== Provided records ==

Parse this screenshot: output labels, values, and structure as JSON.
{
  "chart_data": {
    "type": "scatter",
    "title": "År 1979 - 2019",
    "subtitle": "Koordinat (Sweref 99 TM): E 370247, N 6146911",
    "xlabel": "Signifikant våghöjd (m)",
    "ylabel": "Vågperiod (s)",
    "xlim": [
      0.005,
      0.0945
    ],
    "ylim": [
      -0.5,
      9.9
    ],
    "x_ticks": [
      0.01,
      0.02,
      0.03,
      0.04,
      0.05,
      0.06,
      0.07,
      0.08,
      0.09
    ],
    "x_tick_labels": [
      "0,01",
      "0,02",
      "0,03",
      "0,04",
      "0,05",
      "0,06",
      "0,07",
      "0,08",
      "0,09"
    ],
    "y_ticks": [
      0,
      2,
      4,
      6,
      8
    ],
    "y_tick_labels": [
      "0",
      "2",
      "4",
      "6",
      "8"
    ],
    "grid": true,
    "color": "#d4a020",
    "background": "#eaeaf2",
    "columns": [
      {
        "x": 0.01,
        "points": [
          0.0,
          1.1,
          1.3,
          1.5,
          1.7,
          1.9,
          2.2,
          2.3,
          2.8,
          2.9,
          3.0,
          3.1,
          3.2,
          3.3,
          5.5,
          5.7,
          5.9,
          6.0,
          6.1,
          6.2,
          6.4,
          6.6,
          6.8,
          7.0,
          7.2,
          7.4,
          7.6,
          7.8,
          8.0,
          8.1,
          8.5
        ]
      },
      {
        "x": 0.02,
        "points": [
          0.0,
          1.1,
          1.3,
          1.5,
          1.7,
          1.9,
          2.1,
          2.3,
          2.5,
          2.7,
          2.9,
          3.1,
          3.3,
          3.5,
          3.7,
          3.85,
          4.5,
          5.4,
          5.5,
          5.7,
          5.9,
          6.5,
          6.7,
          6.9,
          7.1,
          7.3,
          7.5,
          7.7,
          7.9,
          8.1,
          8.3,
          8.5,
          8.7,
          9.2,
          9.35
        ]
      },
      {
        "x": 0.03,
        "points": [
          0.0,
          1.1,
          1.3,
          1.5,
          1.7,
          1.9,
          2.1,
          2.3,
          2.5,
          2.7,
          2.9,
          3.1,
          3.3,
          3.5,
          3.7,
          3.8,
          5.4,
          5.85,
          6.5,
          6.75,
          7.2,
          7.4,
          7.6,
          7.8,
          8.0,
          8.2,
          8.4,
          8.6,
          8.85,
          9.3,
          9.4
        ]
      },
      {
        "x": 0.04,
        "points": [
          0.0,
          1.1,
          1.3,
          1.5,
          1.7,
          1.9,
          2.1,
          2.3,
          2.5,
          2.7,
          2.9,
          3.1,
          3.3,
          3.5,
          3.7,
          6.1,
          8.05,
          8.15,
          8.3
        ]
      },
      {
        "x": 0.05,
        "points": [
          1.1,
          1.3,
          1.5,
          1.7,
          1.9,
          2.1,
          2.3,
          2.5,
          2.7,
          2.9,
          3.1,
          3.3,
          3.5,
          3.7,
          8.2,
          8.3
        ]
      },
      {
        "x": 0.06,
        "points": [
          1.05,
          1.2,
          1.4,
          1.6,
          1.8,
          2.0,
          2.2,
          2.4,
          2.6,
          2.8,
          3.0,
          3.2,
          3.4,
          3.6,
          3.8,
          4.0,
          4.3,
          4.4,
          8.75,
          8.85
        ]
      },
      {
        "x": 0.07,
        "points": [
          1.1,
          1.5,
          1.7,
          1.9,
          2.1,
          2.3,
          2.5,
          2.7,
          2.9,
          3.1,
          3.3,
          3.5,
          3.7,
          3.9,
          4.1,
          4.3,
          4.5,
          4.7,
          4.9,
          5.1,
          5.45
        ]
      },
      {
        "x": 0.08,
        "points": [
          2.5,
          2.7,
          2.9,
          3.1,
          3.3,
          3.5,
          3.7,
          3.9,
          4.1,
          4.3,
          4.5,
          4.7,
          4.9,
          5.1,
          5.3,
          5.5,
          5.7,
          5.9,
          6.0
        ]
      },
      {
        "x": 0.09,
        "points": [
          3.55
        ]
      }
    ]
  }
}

===

(Stated exercise)
Please quote the data above in full, with no line missing.

(Output for this task)
Parse this screenshot: output labels, values, and structure as JSON.
{
  "chart_data": {
    "type": "scatter",
    "title": "År 1979 - 2019",
    "subtitle": "Koordinat (Sweref 99 TM): E 370247, N 6146911",
    "xlabel": "Signifikant våghöjd (m)",
    "ylabel": "Vågperiod (s)",
    "xlim": [
      0.005,
      0.0945
    ],
    "ylim": [
      -0.5,
      9.9
    ],
    "x_ticks": [
      0.01,
      0.02,
      0.03,
      0.04,
      0.05,
      0.06,
      0.07,
      0.08,
      0.09
    ],
    "x_tick_labels": [
      "0,01",
      "0,02",
      "0,03",
      "0,04",
      "0,05",
      "0,06",
      "0,07",
      "0,08",
      "0,09"
    ],
    "y_ticks": [
      0,
      2,
      4,
      6,
      8
    ],
    "y_tick_labels": [
      "0",
      "2",
      "4",
      "6",
      "8"
    ],
    "grid": true,
    "color": "#d4a020",
    "background": "#eaeaf2",
    "columns": [
      {
        "x": 0.01,
        "points": [
          0.0,
          1.1,
          1.3,
          1.5,
          1.7,
          1.9,
          2.2,
          2.3,
          2.8,
          2.9,
          3.0,
          3.1,
          3.2,
          3.3,
          5.5,
          5.7,
          5.9,
          6.0,
          6.1,
          6.2,
          6.4,
          6.6,
          6.8,
          7.0,
          7.2,
          7.4,
          7.6,
          7.8,
          8.0,
          8.1,
          8.5
        ]
      },
      {
        "x": 0.02,
        "points": [
          0.0,
          1.1,
          1.3,
          1.5,
          1.7,
          1.9,
          2.1,
          2.3,
          2.5,
          2.7,
          2.9,
          3.1,
          3.3,
          3.5,
          3.7,
          3.85,
          4.5,
          5.4,
          5.5,
          5.7,
          5.9,
          6.5,
          6.7,
          6.9,
          7.1,
          7.3,
          7.5,
          7.7,
          7.9,
          8.1,
          8.3,
          8.5,
          8.7,
          9.2,
          9.35
        ]
      },
      {
        "x": 0.03,
        "points": [
          0.0,
          1.1,
          1.3,
          1.5,
          1.7,
          1.9,
          2.1,
          2.3,
          2.5,
          2.7,
          2.9,
          3.1,
          3.3,
          3.5,
          3.7,
          3.8,
          5.4,
          5.85,
          6.5,
          6.75,
          7.2,
          7.4,
          7.6,
          7.8,
          8.0,
          8.2,
          8.4,
          8.6,
          8.85,
          9.3,
          9.4
        ]
      },
      {
        "x": 0.04,
        "points": [
          0.0,
          1.1,
          1.3,
          1.5,
          1.7,
          1.9,
          2.1,
          2.3,
          2.5,
          2.7,
          2.9,
          3.1,
          3.3,
          3.5,
          3.7,
          6.1,
          8.05,
          8.15,
          8.3
        ]
      },
      {
        "x": 0.05,
        "points": [
          1.1,
          1.3,
          1.5,
          1.7,
          1.9,
          2.1,
          2.3,
          2.5,
          2.7,
          2.9,
          3.1,
          3.3,
          3.5,
          3.7,
          8.2,
          8.3
        ]
      },
      {
        "x": 0.06,
        "points": [
          1.05,
          1.2,
          1.4,
          1.6,
          1.8,
          2.0,
          2.2,
          2.4,
          2.6,
          2.8,
          3.0,
          3.2,
          3.4,
          3.6,
          3.8,
          4.0,
          4.3,
          4.4,
          8.75,
          8.85
        ]
      },
      {
        "x": 0.07,
        "points": [
          1.1,
          1.5,
          1.7,
          1.9,
          2.1,
          2.3,
          2.5,
          2.7,
          2.9,
          3.1,
          3.3,
          3.5,
          3.7,
          3.9,
          4.1,
          4.3,
          4.5,
          4.7,
          4.9,
          5.1,
          5.45
        ]
      },
      {
        "x": 0.08,
        "points": [
          2.5,
          2.7,
          2.9,
          3.1,
          3.3,
          3.5,
          3.7,
          3.9,
          4.1,
          4.3,
          4.5,
          4.7,
          4.9,
          5.1,
          5.3,
          5.5,
          5.7,
          5.9,
          6.0
        ]
      },
      {
        "x": 0.09,
        "points": [
          3.55
        ]
      }
    ]
  }
}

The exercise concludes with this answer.